Data records:
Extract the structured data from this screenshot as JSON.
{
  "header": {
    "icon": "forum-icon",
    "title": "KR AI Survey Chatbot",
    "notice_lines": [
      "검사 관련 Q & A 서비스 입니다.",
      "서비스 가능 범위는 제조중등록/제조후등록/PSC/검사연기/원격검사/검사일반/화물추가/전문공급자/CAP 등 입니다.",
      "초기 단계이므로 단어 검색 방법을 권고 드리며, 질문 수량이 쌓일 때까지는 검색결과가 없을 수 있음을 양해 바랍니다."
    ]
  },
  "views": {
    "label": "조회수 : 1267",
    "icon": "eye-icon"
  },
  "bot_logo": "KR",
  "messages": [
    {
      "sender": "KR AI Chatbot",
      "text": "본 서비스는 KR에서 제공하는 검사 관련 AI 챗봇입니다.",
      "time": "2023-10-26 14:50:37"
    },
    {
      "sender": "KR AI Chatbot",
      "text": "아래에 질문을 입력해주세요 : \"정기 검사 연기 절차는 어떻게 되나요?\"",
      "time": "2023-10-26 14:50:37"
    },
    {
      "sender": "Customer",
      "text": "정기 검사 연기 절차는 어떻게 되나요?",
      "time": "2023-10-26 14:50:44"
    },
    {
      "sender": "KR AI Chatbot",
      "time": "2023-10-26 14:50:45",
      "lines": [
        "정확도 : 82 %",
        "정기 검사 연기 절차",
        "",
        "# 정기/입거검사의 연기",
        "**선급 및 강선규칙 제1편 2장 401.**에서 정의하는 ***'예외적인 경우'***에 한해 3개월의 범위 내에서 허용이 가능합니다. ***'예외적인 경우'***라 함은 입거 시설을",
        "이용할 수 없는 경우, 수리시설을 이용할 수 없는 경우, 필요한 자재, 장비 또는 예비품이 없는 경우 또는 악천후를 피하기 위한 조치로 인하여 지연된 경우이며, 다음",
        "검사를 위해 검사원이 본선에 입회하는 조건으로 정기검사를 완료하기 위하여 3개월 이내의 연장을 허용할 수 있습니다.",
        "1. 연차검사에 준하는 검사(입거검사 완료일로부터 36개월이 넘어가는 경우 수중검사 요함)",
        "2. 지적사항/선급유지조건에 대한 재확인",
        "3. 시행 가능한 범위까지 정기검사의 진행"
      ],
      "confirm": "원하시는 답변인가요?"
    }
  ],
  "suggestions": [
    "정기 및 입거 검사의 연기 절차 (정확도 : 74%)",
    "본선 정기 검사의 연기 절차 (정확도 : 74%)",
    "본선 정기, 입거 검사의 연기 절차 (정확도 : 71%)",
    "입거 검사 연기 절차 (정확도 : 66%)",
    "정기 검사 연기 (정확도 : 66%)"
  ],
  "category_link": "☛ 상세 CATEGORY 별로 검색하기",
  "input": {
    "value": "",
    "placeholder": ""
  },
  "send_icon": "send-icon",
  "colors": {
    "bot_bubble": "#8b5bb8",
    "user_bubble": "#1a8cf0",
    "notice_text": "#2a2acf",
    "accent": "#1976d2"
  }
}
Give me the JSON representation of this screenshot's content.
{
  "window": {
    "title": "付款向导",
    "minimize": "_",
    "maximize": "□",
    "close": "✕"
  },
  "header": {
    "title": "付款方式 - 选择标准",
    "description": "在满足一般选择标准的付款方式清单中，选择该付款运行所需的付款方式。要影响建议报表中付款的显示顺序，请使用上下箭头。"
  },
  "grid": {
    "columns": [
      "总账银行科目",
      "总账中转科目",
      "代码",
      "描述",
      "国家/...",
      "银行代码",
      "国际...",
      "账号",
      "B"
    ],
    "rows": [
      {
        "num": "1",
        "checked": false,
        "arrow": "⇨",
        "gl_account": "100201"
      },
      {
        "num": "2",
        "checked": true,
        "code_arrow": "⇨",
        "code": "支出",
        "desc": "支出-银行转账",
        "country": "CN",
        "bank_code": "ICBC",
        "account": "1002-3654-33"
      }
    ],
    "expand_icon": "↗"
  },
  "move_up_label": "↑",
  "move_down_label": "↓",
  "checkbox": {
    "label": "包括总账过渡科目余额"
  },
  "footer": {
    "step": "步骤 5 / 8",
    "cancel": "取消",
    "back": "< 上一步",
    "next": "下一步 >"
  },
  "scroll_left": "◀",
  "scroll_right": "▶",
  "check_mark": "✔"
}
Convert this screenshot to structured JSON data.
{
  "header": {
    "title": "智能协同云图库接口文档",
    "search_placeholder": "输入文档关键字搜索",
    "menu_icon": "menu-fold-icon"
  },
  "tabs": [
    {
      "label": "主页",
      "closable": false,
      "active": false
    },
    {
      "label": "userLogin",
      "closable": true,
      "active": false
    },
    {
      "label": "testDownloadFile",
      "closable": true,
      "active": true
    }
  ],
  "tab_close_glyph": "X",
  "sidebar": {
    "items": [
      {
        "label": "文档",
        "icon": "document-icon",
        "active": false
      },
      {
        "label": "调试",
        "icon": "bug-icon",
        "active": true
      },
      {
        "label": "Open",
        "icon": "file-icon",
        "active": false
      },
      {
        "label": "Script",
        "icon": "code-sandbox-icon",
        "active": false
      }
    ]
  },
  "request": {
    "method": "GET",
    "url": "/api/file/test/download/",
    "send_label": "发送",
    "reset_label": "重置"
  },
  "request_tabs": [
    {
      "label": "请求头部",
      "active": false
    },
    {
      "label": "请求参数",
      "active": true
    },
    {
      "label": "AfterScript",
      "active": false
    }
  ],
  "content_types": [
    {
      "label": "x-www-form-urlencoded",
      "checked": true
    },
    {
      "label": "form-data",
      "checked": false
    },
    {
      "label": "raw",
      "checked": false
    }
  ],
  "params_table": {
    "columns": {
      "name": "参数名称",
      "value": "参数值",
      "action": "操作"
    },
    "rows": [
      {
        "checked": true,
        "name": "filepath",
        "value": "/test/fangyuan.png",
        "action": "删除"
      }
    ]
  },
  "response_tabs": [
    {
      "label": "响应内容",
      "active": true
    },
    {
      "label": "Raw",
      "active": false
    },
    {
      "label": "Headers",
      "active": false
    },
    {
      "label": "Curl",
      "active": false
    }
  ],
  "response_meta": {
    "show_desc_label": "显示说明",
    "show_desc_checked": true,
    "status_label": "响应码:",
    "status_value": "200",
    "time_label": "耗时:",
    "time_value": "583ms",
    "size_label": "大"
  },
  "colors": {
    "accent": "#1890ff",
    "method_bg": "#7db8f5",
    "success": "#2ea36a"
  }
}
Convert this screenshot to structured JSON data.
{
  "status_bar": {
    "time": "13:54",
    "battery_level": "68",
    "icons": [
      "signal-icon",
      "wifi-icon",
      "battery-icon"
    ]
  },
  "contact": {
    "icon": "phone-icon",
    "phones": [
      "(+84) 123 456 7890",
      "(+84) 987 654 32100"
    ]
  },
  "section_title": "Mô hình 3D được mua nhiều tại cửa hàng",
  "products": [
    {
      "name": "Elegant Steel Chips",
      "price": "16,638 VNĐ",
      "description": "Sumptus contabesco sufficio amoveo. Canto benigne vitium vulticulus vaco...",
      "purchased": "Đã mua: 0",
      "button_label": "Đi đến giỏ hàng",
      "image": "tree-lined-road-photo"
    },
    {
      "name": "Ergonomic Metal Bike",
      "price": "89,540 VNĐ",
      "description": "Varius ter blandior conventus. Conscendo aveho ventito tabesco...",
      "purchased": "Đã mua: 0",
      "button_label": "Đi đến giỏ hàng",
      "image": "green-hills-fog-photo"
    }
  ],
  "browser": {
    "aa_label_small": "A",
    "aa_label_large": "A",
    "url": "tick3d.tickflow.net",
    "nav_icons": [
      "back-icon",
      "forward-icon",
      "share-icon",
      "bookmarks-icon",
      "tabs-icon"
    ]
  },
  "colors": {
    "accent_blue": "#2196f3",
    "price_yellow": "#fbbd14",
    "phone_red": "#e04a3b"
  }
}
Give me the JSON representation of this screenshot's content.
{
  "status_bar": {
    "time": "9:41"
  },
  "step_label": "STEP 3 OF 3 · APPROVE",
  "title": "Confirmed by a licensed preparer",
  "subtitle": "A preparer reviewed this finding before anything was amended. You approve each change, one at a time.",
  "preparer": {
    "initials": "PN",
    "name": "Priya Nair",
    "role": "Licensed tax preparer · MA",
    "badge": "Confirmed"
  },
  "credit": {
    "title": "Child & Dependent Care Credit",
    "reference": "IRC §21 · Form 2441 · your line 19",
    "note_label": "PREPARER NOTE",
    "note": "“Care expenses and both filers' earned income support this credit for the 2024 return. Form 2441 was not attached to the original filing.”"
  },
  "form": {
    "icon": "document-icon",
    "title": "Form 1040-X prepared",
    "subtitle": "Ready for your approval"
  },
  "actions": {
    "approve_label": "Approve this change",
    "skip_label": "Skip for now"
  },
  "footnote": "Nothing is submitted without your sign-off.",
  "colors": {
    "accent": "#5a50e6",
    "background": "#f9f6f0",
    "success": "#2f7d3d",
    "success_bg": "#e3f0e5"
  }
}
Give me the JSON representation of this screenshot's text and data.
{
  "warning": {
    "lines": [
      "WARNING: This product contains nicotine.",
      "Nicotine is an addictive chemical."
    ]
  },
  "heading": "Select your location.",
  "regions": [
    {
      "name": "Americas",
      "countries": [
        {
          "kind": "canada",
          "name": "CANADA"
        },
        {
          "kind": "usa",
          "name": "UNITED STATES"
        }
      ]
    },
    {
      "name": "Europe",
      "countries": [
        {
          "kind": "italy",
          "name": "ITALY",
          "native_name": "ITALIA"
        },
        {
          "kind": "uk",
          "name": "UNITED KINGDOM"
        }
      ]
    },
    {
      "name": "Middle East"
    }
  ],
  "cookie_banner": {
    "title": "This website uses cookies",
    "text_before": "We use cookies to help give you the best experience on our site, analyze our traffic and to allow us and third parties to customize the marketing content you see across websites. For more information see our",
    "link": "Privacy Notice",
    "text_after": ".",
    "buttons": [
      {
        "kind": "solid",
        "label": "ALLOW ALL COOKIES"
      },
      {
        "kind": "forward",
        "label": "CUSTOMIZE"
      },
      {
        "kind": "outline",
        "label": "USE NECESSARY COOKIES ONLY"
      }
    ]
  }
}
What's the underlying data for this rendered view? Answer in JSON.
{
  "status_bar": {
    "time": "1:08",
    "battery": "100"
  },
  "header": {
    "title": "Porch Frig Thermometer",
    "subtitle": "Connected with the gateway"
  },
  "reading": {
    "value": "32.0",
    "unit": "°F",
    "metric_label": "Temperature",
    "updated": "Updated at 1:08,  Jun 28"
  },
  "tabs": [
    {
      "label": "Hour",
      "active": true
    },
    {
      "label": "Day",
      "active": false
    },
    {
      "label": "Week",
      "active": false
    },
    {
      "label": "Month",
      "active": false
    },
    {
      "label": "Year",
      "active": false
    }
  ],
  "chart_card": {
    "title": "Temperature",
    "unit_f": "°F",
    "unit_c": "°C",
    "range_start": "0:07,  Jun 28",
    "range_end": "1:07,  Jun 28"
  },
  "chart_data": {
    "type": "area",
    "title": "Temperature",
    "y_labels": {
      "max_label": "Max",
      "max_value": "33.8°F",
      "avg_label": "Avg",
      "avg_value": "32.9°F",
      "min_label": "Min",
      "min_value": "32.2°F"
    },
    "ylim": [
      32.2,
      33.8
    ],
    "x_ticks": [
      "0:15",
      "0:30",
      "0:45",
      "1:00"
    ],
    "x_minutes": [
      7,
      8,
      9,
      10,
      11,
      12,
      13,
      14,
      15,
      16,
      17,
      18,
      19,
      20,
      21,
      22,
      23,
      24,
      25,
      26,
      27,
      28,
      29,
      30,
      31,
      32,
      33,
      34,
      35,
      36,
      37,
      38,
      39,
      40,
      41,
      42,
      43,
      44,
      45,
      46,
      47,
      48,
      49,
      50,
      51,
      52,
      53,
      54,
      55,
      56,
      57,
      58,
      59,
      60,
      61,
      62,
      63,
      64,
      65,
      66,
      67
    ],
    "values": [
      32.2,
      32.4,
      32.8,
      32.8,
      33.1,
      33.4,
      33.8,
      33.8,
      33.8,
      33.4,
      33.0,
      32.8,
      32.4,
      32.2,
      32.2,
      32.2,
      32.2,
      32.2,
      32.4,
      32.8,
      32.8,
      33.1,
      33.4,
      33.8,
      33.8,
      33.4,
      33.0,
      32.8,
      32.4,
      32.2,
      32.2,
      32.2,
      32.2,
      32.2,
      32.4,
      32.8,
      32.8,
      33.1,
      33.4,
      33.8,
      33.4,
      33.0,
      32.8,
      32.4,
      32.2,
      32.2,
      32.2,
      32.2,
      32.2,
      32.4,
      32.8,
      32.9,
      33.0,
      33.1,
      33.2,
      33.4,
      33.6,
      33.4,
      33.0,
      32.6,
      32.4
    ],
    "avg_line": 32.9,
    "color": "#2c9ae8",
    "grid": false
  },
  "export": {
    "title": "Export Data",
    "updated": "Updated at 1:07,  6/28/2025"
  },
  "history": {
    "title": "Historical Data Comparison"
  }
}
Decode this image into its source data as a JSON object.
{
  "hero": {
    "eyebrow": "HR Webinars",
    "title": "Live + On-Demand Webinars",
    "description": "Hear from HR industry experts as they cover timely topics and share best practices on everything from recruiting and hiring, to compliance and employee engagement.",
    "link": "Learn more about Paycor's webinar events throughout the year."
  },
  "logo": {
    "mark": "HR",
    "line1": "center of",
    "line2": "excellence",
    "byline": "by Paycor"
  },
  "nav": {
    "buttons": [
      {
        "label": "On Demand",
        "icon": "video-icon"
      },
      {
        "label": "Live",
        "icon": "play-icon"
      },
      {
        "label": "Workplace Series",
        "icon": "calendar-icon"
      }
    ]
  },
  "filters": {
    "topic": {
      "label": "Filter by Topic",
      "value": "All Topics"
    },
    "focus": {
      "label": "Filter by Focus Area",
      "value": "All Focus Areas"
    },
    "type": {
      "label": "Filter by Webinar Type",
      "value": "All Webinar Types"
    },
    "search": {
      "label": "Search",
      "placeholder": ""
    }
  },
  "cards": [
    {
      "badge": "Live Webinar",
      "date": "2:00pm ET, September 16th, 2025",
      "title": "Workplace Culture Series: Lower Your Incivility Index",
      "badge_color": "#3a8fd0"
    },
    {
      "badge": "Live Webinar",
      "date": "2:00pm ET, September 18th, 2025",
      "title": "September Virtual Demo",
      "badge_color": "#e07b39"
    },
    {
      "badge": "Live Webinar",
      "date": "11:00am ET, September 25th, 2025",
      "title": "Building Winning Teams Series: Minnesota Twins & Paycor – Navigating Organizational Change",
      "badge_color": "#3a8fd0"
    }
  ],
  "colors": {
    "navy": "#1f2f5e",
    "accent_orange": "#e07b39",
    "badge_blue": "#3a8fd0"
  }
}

PROBLEM:
Identify and list each line with the word "UNITED".

THE ANSWER:
          "name": "UNITED STATES"
          "name": "UNITED KINGDOM"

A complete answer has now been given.